_Consignes_.
1. Citez mot pour mot le passage de l'extrait situé entre « Ce ne sont pas » et « émotion, le lendemain. », ces deux segments inclus.
2. Relevez dans l'extrait toutes les expressions formées de « sans » suivi d'un nom.

**** Extrait fourni

Ce ne sont pas certes les questions sérieuses et même les points noirs, comme on disait autrefois, qui manquent pour le moment dans la politique de notre pays. Dût-on considérer comme une dernière fortune les succès qui étaient dus, qui ne pouvaient manquer à notre petite armée du Tonkin, entrée aujourd’hui victorieusement dans Bac-Ninh, ces succès ne sont pas sans mélange, puisqu’ils sont loin d’être le dénoûment d’une entreprise engagée un peu au hasard. En dehors de cette satisfaction de voir de vaillans soldats porter au loin le drapeau, les difficultés deviennent, en vérité, assez nombreuses et assez pressantes pour créer une de ces situations où les esprits les plus confians n’envisagent plus sans crainte, sans émotion, le lendemain.

********
**** Liste des enregistrements

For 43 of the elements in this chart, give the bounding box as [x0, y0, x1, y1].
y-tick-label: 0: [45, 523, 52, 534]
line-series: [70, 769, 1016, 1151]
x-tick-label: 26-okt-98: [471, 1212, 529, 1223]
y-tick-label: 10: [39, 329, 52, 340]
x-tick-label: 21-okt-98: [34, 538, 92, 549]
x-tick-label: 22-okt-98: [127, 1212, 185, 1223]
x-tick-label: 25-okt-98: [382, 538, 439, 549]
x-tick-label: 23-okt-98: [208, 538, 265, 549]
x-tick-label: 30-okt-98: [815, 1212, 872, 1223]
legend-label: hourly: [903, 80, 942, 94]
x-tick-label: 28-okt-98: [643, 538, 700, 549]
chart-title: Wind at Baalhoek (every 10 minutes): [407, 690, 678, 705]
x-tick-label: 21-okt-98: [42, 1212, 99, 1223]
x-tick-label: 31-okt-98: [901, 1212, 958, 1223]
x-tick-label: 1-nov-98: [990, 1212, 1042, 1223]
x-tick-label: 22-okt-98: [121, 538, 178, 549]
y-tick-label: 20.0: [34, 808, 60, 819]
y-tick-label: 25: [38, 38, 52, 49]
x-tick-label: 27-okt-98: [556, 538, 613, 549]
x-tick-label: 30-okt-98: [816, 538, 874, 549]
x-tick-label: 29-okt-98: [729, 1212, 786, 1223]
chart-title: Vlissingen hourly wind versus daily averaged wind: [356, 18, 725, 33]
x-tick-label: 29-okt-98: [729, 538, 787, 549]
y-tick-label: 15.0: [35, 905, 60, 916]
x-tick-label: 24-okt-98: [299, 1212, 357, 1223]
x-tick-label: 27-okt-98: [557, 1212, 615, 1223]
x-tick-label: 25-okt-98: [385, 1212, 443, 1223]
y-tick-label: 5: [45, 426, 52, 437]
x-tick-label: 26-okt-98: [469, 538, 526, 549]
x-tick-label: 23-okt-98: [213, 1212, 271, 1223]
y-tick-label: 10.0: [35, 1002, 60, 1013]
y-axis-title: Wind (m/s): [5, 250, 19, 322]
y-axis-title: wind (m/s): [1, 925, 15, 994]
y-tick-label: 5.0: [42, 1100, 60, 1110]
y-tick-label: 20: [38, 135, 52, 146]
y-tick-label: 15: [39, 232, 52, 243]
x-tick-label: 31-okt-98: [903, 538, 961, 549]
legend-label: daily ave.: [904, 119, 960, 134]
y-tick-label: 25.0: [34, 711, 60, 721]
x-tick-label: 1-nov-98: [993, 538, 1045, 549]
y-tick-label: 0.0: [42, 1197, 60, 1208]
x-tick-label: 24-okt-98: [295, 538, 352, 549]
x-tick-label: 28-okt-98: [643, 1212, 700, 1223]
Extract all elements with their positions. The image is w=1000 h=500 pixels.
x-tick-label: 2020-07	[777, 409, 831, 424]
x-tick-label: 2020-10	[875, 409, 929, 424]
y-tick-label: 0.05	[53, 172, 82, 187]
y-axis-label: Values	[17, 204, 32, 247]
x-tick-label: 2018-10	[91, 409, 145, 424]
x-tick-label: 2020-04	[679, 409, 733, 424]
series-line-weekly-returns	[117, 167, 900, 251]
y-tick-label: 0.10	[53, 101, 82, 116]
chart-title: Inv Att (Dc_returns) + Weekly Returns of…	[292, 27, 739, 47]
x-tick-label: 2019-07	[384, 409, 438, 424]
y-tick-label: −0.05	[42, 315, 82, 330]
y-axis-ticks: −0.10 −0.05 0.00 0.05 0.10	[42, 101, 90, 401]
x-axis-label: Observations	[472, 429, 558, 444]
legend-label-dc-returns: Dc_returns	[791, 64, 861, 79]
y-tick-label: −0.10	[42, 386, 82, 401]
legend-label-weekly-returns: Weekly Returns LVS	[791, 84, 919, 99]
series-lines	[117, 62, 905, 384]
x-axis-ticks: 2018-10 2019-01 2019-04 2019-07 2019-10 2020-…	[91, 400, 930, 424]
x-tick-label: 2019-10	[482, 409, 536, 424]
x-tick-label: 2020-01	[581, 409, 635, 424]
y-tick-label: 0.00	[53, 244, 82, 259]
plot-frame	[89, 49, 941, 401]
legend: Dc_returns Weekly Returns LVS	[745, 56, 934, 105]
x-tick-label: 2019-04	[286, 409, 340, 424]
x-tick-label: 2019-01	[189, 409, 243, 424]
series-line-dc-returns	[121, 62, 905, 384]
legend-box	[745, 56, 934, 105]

********

_Les solutions_.
1.
Ce ne sont pas certes les questions sérieuses et même les points noirs, comme on disait autrefois, qui manquent pour le moment dans la politique de notre pays. Dût-on considérer comme une dernière fortune les succès qui étaient dus, qui ne pouvaient manquer à notre petite armée du Tonkin, entrée aujourd’hui victorieusement dans Bac-Ninh, ces succès ne sont pas sans mélange, puisqu’ils sont loin d’être le dénoûment d’une entreprise engagée un peu au hasard. En dehors de cette satisfaction de voir de vaillans soldats porter au loin le drapeau, les difficultés deviennent, en vérité, assez nombreuses et assez pressantes pour créer une de ces situations où les esprits les plus confians n’envisagent plus sans crainte, sans émotion, le lendemain.

2. sans mélange ; sans crainte ; sans émotion